• [Given exercise]: Transcribe the listing exactly, leaving out every picture.

Figure content listings
--------------------

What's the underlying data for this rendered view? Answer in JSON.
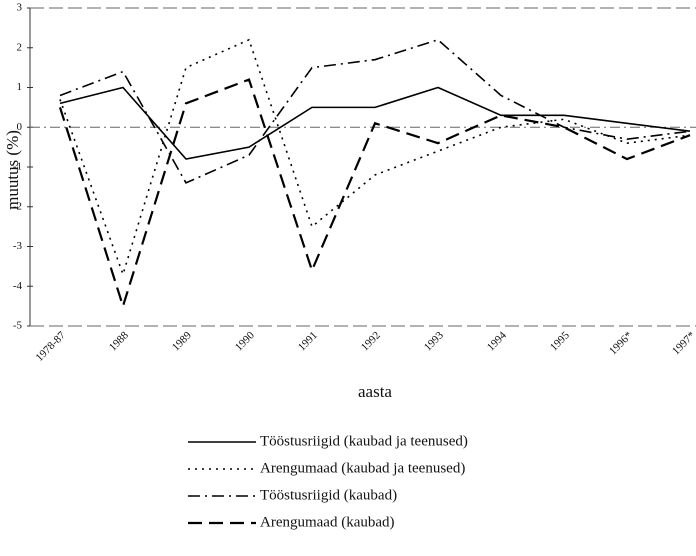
{
  "chart_data": {
    "type": "line",
    "ylabel": "muutus (%)",
    "xlabel": "aasta",
    "categories": [
      "1978-87",
      "1988",
      "1989",
      "1990",
      "1991",
      "1992",
      "1993",
      "1994",
      "1995",
      "1996*",
      "1997*"
    ],
    "series": [
      {
        "name": "Tööstusriigid (kaubad ja teenused)",
        "color": "#000000",
        "style": "solid",
        "values": [
          0.6,
          1.0,
          -0.8,
          -0.5,
          0.5,
          0.5,
          1.0,
          0.3,
          0.3,
          0.1,
          -0.1
        ]
      },
      {
        "name": "Arengumaad (kaubad ja teenused)",
        "color": "#000000",
        "style": "dotted",
        "values": [
          0.7,
          -3.7,
          1.5,
          2.2,
          -2.5,
          -1.2,
          -0.6,
          0.0,
          0.2,
          -0.4,
          -0.2
        ]
      },
      {
        "name": "Tööstusriigid (kaubad)",
        "color": "#000000",
        "style": "dashdot",
        "values": [
          0.8,
          1.4,
          -1.4,
          -0.7,
          1.5,
          1.7,
          2.2,
          0.8,
          0.0,
          -0.3,
          -0.1
        ]
      },
      {
        "name": "Arengumaad (kaubad)",
        "color": "#000000",
        "style": "dashed",
        "values": [
          0.5,
          -4.5,
          0.6,
          1.2,
          -3.6,
          0.1,
          -0.4,
          0.3,
          0.0,
          -0.8,
          -0.2
        ]
      }
    ],
    "ylim": [
      -5,
      3
    ],
    "yticks": [
      -5,
      -4,
      -3,
      -2,
      -1,
      0,
      1,
      2,
      3
    ]
  }
}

--------------------

• [Task answer]:
What's the underlying data for this rendered view? Answer in JSON.
{
  "chart_data": {
    "type": "line",
    "ylabel": "muutus (%)",
    "xlabel": "aasta",
    "categories": [
      "1978-87",
      "1988",
      "1989",
      "1990",
      "1991",
      "1992",
      "1993",
      "1994",
      "1995",
      "1996*",
      "1997*"
    ],
    "series": [
      {
        "name": "Tööstusriigid (kaubad ja teenused)",
        "color": "#000000",
        "style": "solid",
        "values": [
          0.6,
          1.0,
          -0.8,
          -0.5,
          0.5,
          0.5,
          1.0,
          0.3,
          0.3,
          0.1,
          -0.1
        ]
      },
      {
        "name": "Arengumaad (kaubad ja teenused)",
        "color": "#000000",
        "style": "dotted",
        "values": [
          0.7,
          -3.7,
          1.5,
          2.2,
          -2.5,
          -1.2,
          -0.6,
          0.0,
          0.2,
          -0.4,
          -0.2
        ]
      },
      {
        "name": "Tööstusriigid (kaubad)",
        "color": "#000000",
        "style": "dashdot",
        "values": [
          0.8,
          1.4,
          -1.4,
          -0.7,
          1.5,
          1.7,
          2.2,
          0.8,
          0.0,
          -0.3,
          -0.1
        ]
      },
      {
        "name": "Arengumaad (kaubad)",
        "color": "#000000",
        "style": "dashed",
        "values": [
          0.5,
          -4.5,
          0.6,
          1.2,
          -3.6,
          0.1,
          -0.4,
          0.3,
          0.0,
          -0.8,
          -0.2
        ]
      }
    ],
    "ylim": [
      -5,
      3
    ],
    "yticks": [
      -5,
      -4,
      -3,
      -2,
      -1,
      0,
      1,
      2,
      3
    ]
  }
}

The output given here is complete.